→ **Task directions**:
Return each entry exactly, omitting nothing.

(Rows from a figure dataset)
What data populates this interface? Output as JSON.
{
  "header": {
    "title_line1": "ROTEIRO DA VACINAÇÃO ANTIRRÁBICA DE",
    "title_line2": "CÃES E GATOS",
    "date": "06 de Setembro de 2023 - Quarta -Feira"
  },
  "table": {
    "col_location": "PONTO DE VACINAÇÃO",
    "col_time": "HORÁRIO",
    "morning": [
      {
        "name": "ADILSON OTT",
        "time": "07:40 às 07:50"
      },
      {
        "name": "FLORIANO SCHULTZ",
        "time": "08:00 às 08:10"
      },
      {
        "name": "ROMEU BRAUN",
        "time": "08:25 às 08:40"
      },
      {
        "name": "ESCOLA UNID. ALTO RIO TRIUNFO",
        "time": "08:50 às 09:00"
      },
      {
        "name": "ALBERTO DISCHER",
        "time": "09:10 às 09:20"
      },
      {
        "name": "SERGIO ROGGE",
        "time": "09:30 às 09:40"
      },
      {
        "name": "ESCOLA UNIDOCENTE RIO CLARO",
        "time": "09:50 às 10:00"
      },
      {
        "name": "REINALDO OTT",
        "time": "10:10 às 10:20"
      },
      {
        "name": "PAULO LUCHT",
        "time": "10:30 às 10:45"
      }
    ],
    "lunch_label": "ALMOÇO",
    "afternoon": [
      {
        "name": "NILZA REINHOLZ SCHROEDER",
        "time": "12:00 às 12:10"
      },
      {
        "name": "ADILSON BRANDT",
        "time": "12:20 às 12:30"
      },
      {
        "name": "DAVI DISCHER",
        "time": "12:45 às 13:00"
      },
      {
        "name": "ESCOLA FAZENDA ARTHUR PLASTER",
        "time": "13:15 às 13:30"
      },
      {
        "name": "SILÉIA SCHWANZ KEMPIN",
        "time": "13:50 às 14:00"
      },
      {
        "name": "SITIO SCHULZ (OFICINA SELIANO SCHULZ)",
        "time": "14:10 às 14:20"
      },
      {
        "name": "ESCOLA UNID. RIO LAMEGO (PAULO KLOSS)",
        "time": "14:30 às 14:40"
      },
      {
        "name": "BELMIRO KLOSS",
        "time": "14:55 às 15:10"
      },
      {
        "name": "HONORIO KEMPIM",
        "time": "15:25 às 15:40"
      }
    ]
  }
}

→ **Full answer**:
What data populates this interface? Output as JSON.
{
  "header": {
    "title_line1": "ROTEIRO DA VACINAÇÃO ANTIRRÁBICA DE",
    "title_line2": "CÃES E GATOS",
    "date": "06 de Setembro de 2023 - Quarta -Feira"
  },
  "table": {
    "col_location": "PONTO DE VACINAÇÃO",
    "col_time": "HORÁRIO",
    "morning": [
      {
        "name": "ADILSON OTT",
        "time": "07:40 às 07:50"
      },
      {
        "name": "FLORIANO SCHULTZ",
        "time": "08:00 às 08:10"
      },
      {
        "name": "ROMEU BRAUN",
        "time": "08:25 às 08:40"
      },
      {
        "name": "ESCOLA UNID. ALTO RIO TRIUNFO",
        "time": "08:50 às 09:00"
      },
      {
        "name": "ALBERTO DISCHER",
        "time": "09:10 às 09:20"
      },
      {
        "name": "SERGIO ROGGE",
        "time": "09:30 às 09:40"
      },
      {
        "name": "ESCOLA UNIDOCENTE RIO CLARO",
        "time": "09:50 às 10:00"
      },
      {
        "name": "REINALDO OTT",
        "time": "10:10 às 10:20"
      },
      {
        "name": "PAULO LUCHT",
        "time": "10:30 às 10:45"
      }
    ],
    "lunch_label": "ALMOÇO",
    "afternoon": [
      {
        "name": "NILZA REINHOLZ SCHROEDER",
        "time": "12:00 às 12:10"
      },
      {
        "name": "ADILSON BRANDT",
        "time": "12:20 às 12:30"
      },
      {
        "name": "DAVI DISCHER",
        "time": "12:45 às 13:00"
      },
      {
        "name": "ESCOLA FAZENDA ARTHUR PLASTER",
        "time": "13:15 às 13:30"
      },
      {
        "name": "SILÉIA SCHWANZ KEMPIN",
        "time": "13:50 às 14:00"
      },
      {
        "name": "SITIO SCHULZ (OFICINA SELIANO SCHULZ)",
        "time": "14:10 às 14:20"
      },
      {
        "name": "ESCOLA UNID. RIO LAMEGO (PAULO KLOSS)",
        "time": "14:30 às 14:40"
      },
      {
        "name": "BELMIRO KLOSS",
        "time": "14:55 às 15:10"
      },
      {
        "name": "HONORIO KEMPIM",
        "time": "15:25 às 15:40"
      }
    ]
  }
}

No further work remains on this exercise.